Each entry below is to be printed verbatim.

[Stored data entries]
+ + + +

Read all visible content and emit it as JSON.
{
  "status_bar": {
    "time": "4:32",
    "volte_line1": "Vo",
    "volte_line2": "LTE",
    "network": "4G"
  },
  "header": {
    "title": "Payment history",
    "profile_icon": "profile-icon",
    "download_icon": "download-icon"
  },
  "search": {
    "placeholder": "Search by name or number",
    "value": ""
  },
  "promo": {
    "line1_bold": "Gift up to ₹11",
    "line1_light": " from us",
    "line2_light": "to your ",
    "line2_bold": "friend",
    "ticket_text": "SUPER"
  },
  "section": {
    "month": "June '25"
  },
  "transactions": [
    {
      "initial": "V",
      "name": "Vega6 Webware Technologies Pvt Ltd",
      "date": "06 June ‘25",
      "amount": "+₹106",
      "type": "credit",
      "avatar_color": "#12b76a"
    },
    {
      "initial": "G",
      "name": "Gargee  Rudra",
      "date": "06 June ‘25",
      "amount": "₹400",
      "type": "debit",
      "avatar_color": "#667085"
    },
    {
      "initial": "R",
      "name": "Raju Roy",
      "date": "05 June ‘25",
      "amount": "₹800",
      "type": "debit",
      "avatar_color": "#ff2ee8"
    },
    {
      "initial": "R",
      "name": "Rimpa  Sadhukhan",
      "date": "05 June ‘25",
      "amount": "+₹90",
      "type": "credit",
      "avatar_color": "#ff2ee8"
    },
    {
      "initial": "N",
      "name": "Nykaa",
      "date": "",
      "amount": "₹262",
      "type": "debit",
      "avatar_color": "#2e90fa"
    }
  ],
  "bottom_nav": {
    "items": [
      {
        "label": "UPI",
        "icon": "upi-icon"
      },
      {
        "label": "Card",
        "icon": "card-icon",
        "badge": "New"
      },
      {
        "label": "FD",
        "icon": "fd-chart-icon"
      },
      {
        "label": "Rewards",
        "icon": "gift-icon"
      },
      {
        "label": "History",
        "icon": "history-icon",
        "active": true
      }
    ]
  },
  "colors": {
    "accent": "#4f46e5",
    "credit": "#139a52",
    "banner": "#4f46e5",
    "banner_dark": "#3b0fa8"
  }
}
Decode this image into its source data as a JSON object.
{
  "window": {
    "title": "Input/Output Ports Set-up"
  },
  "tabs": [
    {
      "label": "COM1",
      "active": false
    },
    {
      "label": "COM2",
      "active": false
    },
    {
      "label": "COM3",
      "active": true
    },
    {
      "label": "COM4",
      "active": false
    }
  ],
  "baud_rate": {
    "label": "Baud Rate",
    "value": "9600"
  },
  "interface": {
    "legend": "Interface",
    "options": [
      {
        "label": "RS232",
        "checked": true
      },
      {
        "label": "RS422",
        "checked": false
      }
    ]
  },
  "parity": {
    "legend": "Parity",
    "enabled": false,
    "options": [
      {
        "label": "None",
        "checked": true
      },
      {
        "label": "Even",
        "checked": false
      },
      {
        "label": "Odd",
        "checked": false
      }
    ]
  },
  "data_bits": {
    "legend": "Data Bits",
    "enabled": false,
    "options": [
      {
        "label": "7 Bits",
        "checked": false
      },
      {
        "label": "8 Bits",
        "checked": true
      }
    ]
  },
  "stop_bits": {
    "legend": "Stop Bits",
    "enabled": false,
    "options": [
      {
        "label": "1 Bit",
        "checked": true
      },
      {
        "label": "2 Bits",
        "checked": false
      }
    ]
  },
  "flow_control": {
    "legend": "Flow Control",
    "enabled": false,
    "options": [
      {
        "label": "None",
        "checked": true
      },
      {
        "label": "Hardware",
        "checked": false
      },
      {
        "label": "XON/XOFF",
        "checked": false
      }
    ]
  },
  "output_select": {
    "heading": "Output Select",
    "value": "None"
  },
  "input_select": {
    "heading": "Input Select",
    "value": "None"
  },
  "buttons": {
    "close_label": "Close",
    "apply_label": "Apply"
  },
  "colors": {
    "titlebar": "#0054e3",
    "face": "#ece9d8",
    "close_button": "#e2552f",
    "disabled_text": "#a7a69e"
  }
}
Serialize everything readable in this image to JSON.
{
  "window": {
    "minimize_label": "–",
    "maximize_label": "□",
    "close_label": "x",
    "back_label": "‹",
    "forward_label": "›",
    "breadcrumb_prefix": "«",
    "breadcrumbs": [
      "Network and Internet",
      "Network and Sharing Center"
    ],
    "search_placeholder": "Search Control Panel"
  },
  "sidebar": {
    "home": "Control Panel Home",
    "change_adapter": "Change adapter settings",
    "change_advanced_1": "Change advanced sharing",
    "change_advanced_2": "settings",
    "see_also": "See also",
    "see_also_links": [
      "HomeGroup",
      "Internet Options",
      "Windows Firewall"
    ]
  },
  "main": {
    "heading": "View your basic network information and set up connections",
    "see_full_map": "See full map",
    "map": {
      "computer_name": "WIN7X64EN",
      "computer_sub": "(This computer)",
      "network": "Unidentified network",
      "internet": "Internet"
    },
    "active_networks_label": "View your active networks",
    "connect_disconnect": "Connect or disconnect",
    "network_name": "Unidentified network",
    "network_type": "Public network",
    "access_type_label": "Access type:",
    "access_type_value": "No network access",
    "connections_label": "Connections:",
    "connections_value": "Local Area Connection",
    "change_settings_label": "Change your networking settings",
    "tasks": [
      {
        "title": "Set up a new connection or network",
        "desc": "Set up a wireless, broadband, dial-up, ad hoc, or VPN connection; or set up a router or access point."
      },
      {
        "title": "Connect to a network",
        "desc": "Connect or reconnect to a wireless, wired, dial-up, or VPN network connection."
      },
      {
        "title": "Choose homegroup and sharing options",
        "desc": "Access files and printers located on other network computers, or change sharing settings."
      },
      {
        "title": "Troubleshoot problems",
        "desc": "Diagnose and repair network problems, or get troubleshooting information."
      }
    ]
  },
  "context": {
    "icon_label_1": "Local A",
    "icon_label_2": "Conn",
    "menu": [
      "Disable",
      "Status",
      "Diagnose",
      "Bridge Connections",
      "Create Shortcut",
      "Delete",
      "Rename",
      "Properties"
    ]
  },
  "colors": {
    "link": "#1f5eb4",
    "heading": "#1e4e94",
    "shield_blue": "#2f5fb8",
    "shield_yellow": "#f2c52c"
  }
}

+ + + +

= CORRECT OUTPUT =
Read all visible content and emit it as JSON.
{
  "status_bar": {
    "time": "4:32",
    "volte_line1": "Vo",
    "volte_line2": "LTE",
    "network": "4G"
  },
  "header": {
    "title": "Payment history",
    "profile_icon": "profile-icon",
    "download_icon": "download-icon"
  },
  "search": {
    "placeholder": "Search by name or number",
    "value": ""
  },
  "promo": {
    "line1_bold": "Gift up to ₹11",
    "line1_light": " from us",
    "line2_light": "to your ",
    "line2_bold": "friend",
    "ticket_text": "SUPER"
  },
  "section": {
    "month": "June '25"
  },
  "transactions": [
    {
      "initial": "V",
      "name": "Vega6 Webware Technologies Pvt Ltd",
      "date": "06 June ‘25",
      "amount": "+₹106",
      "type": "credit",
      "avatar_color": "#12b76a"
    },
    {
      "initial": "G",
      "name": "Gargee  Rudra",
      "date": "06 June ‘25",
      "amount": "₹400",
      "type": "debit",
      "avatar_color": "#667085"
    },
    {
      "initial": "R",
      "name": "Raju Roy",
      "date": "05 June ‘25",
      "amount": "₹800",
      "type": "debit",
      "avatar_color": "#ff2ee8"
    },
    {
      "initial": "R",
      "name": "Rimpa  Sadhukhan",
      "date": "05 June ‘25",
      "amount": "+₹90",
      "type": "credit",
      "avatar_color": "#ff2ee8"
    },
    {
      "initial": "N",
      "name": "Nykaa",
      "date": "",
      "amount": "₹262",
      "type": "debit",
      "avatar_color": "#2e90fa"
    }
  ],
  "bottom_nav": {
    "items": [
      {
        "label": "UPI",
        "icon": "upi-icon"
      },
      {
        "label": "Card",
        "icon": "card-icon",
        "badge": "New"
      },
      {
        "label": "FD",
        "icon": "fd-chart-icon"
      },
      {
        "label": "Rewards",
        "icon": "gift-icon"
      },
      {
        "label": "History",
        "icon": "history-icon",
        "active": true
      }
    ]
  },
  "colors": {
    "accent": "#4f46e5",
    "credit": "#139a52",
    "banner": "#4f46e5",
    "banner_dark": "#3b0fa8"
  }
}
Decode this image into its source data as a JSON object.
{
  "window": {
    "title": "Input/Output Ports Set-up"
  },
  "tabs": [
    {
      "label": "COM1",
      "active": false
    },
    {
      "label": "COM2",
      "active": false
    },
    {
      "label": "COM3",
      "active": true
    },
    {
      "label": "COM4",
      "active": false
    }
  ],
  "baud_rate": {
    "label": "Baud Rate",
    "value": "9600"
  },
  "interface": {
    "legend": "Interface",
    "options": [
      {
        "label": "RS232",
        "checked": true
      },
      {
        "label": "RS422",
        "checked": false
      }
    ]
  },
  "parity": {
    "legend": "Parity",
    "enabled": false,
    "options": [
      {
        "label": "None",
        "checked": true
      },
      {
        "label": "Even",
        "checked": false
      },
      {
        "label": "Odd",
        "checked": false
      }
    ]
  },
  "data_bits": {
    "legend": "Data Bits",
    "enabled": false,
    "options": [
      {
        "label": "7 Bits",
        "checked": false
      },
      {
        "label": "8 Bits",
        "checked": true
      }
    ]
  },
  "stop_bits": {
    "legend": "Stop Bits",
    "enabled": false,
    "options": [
      {
        "label": "1 Bit",
        "checked": true
      },
      {
        "label": "2 Bits",
        "checked": false
      }
    ]
  },
  "flow_control": {
    "legend": "Flow Control",
    "enabled": false,
    "options": [
      {
        "label": "None",
        "checked": true
      },
      {
        "label": "Hardware",
        "checked": false
      },
      {
        "label": "XON/XOFF",
        "checked": false
      }
    ]
  },
  "output_select": {
    "heading": "Output Select",
    "value": "None"
  },
  "input_select": {
    "heading": "Input Select",
    "value": "None"
  },
  "buttons": {
    "close_label": "Close",
    "apply_label": "Apply"
  },
  "colors": {
    "titlebar": "#0054e3",
    "face": "#ece9d8",
    "close_button": "#e2552f",
    "disabled_text": "#a7a69e"
  }
}
Serialize everything readable in this image to JSON.
{
  "window": {
    "minimize_label": "–",
    "maximize_label": "□",
    "close_label": "x",
    "back_label": "‹",
    "forward_label": "›",
    "breadcrumb_prefix": "«",
    "breadcrumbs": [
      "Network and Internet",
      "Network and Sharing Center"
    ],
    "search_placeholder": "Search Control Panel"
  },
  "sidebar": {
    "home": "Control Panel Home",
    "change_adapter": "Change adapter settings",
    "change_advanced_1": "Change advanced sharing",
    "change_advanced_2": "settings",
    "see_also": "See also",
    "see_also_links": [
      "HomeGroup",
      "Internet Options",
      "Windows Firewall"
    ]
  },
  "main": {
    "heading": "View your basic network information and set up connections",
    "see_full_map": "See full map",
    "map": {
      "computer_name": "WIN7X64EN",
      "computer_sub": "(This computer)",
      "network": "Unidentified network",
      "internet": "Internet"
    },
    "active_networks_label": "View your active networks",
    "connect_disconnect": "Connect or disconnect",
    "network_name": "Unidentified network",
    "network_type": "Public network",
    "access_type_label": "Access type:",
    "access_type_value": "No network access",
    "connections_label": "Connections:",
    "connections_value": "Local Area Connection",
    "change_settings_label": "Change your networking settings",
    "tasks": [
      {
        "title": "Set up a new connection or network",
        "desc": "Set up a wireless, broadband, dial-up, ad hoc, or VPN connection; or set up a router or access point."
      },
      {
        "title": "Connect to a network",
        "desc": "Connect or reconnect to a wireless, wired, dial-up, or VPN network connection."
      },
      {
        "title": "Choose homegroup and sharing options",
        "desc": "Access files and printers located on other network computers, or change sharing settings."
      },
      {
        "title": "Troubleshoot problems",
        "desc": "Diagnose and repair network problems, or get troubleshooting information."
      }
    ]
  },
  "context": {
    "icon_label_1": "Local A",
    "icon_label_2": "Conn",
    "menu": [
      "Disable",
      "Status",
      "Diagnose",
      "Bridge Connections",
      "Create Shortcut",
      "Delete",
      "Rename",
      "Properties"
    ]
  },
  "colors": {
    "link": "#1f5eb4",
    "heading": "#1e4e94",
    "shield_blue": "#2f5fb8",
    "shield_yellow": "#f2c52c"
  }
}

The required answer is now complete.